* **Problem**
Search the records for "label". Copy every line where it appears.

* **Record list**
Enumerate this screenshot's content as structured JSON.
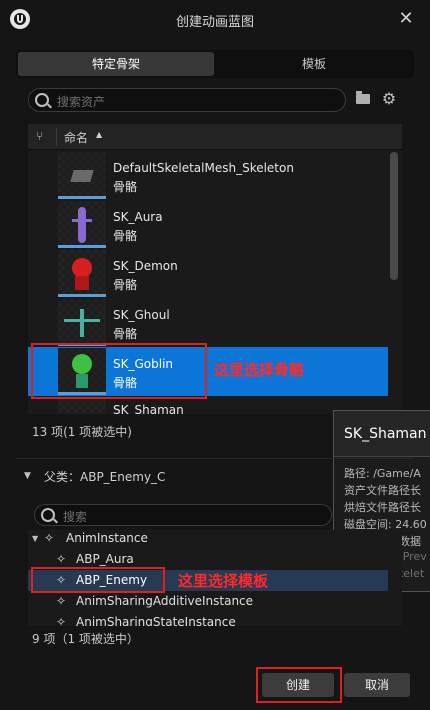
{
  "window": {
    "title": "创建动画蓝图"
  },
  "tabs": [
    {
      "label": "特定骨架"
    },
    {
      "label": "模板"
    }
  ],
  "search": {
    "placeholder": "搜索资产"
  },
  "list": {
    "column_name": "命名",
    "rows": [
      {
        "name": "DefaultSkeletalMesh_Skeleton",
        "type": "骨骼"
      },
      {
        "name": "SK_Aura",
        "type": "骨骼"
      },
      {
        "name": "SK_Demon",
        "type": "骨骼"
      },
      {
        "name": "SK_Ghoul",
        "type": "骨骼"
      },
      {
        "name": "SK_Goblin",
        "type": "骨骼"
      },
      {
        "name": "SK_Shaman",
        "type": ""
      }
    ],
    "count": "13 项(1 项被选中)"
  },
  "tooltip": {
    "title": "SK_Shaman",
    "lines": [
      "路径: /Game/A",
      "资产文件路径长",
      "烘焙文件路径长",
      "磁盘空间: 24.60",
      "拥有虚拟化数据",
      "Additional Prev",
      "Preview Skelet"
    ]
  },
  "parent": {
    "label": "父类：ABP_Enemy_C",
    "search_placeholder": "搜索",
    "tree": [
      {
        "label": "AnimInstance"
      },
      {
        "label": "ABP_Aura"
      },
      {
        "label": "ABP_Enemy"
      },
      {
        "label": "AnimSharingAdditiveInstance"
      },
      {
        "label": "AnimSharingStateInstance"
      }
    ],
    "count": "9 项（1 项被选中）"
  },
  "buttons": {
    "create": "创建",
    "cancel": "取消"
  },
  "annotations": {
    "skeleton": "这里选择骨骼",
    "template": "这里选择模板"
  },
  "colors": {
    "selection": "#0c76d8",
    "annotation": "#e02020"
  }
}
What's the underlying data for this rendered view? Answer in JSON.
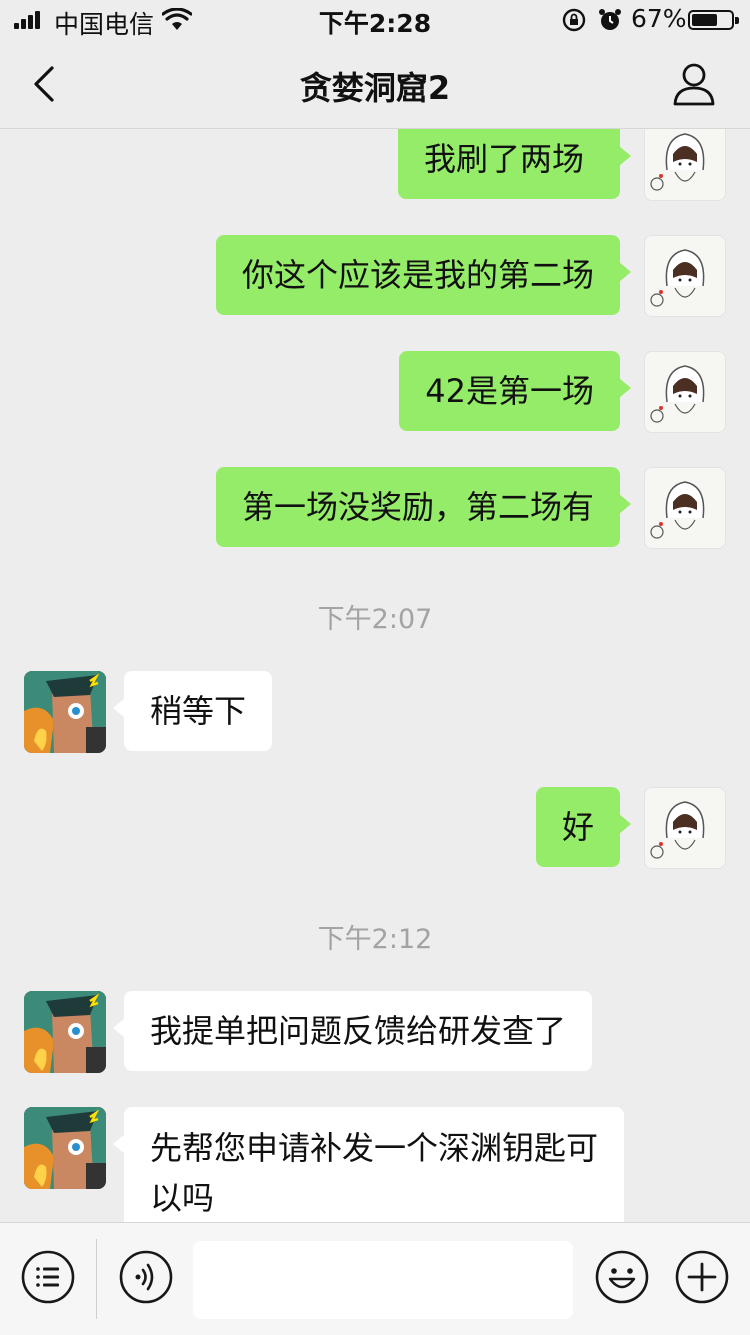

* **Task solution**
      "label": "特定骨架"
      "label": "模板"
    "label": "父类：ABP_Enemy_C",
        "label": "AnimInstance"
        "label": "ABP_Aura"
        "label": "ABP_Enemy"
        "label": "AnimSharingAdditiveInstance"
        "label": "AnimSharingStateInstance"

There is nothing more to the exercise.